--- CHALLENGE ---
Copy out all the lines in the records that include the word "icon".

* START EXTRACTED MATERIAL *

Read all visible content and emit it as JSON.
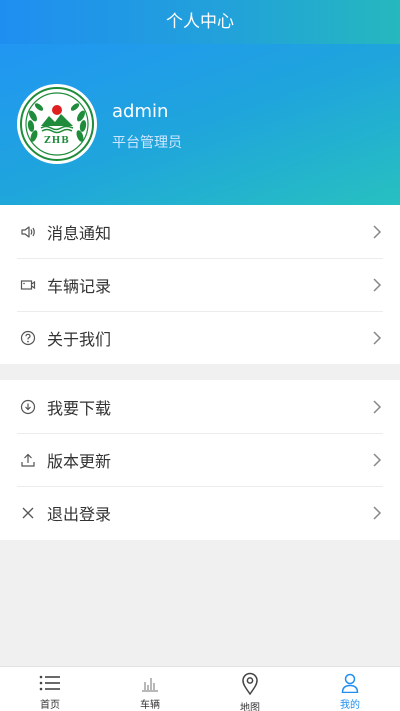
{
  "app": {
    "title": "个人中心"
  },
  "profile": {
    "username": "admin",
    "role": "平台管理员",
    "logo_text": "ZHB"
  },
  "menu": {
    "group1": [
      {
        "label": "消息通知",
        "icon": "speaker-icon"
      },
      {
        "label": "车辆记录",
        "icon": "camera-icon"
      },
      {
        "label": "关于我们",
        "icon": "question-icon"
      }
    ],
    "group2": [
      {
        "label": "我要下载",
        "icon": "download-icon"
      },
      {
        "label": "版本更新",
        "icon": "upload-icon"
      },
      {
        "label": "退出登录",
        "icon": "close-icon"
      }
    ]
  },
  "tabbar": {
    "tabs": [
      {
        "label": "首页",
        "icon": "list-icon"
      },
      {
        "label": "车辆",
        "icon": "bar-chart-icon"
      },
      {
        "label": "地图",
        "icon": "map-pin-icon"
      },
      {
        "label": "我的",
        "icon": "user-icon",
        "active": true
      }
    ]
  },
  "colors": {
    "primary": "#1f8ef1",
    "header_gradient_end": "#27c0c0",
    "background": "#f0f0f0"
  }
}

* END EXTRACTED MATERIAL *
* START EXTRACTED MATERIAL *

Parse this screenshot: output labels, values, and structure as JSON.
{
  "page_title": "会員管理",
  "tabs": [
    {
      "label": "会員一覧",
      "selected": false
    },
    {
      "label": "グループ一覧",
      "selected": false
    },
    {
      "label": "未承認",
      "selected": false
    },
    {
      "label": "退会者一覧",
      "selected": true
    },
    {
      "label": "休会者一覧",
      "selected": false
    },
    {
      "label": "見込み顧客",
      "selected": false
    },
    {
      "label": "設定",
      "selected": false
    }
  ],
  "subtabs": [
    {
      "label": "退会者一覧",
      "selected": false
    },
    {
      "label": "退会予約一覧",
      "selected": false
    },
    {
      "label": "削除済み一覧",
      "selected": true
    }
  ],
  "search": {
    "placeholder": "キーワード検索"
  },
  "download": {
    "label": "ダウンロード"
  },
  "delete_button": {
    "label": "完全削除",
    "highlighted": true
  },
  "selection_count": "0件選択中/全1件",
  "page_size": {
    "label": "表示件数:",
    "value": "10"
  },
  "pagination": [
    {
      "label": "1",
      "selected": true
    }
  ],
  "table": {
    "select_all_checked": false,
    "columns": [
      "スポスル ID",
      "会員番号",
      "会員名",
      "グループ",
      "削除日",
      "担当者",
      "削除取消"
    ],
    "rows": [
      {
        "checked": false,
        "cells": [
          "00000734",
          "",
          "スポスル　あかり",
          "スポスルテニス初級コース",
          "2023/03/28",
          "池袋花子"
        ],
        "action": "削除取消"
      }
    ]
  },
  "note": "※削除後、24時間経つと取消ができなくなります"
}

* END EXTRACTED MATERIAL *

--- THE OUTPUT ---
        "icon": "speaker-icon"
        "icon": "camera-icon"
        "icon": "question-icon"
        "icon": "download-icon"
        "icon": "upload-icon"
        "icon": "close-icon"
        "icon": "list-icon"
        "icon": "bar-chart-icon"
        "icon": "map-pin-icon"
        "icon": "user-icon",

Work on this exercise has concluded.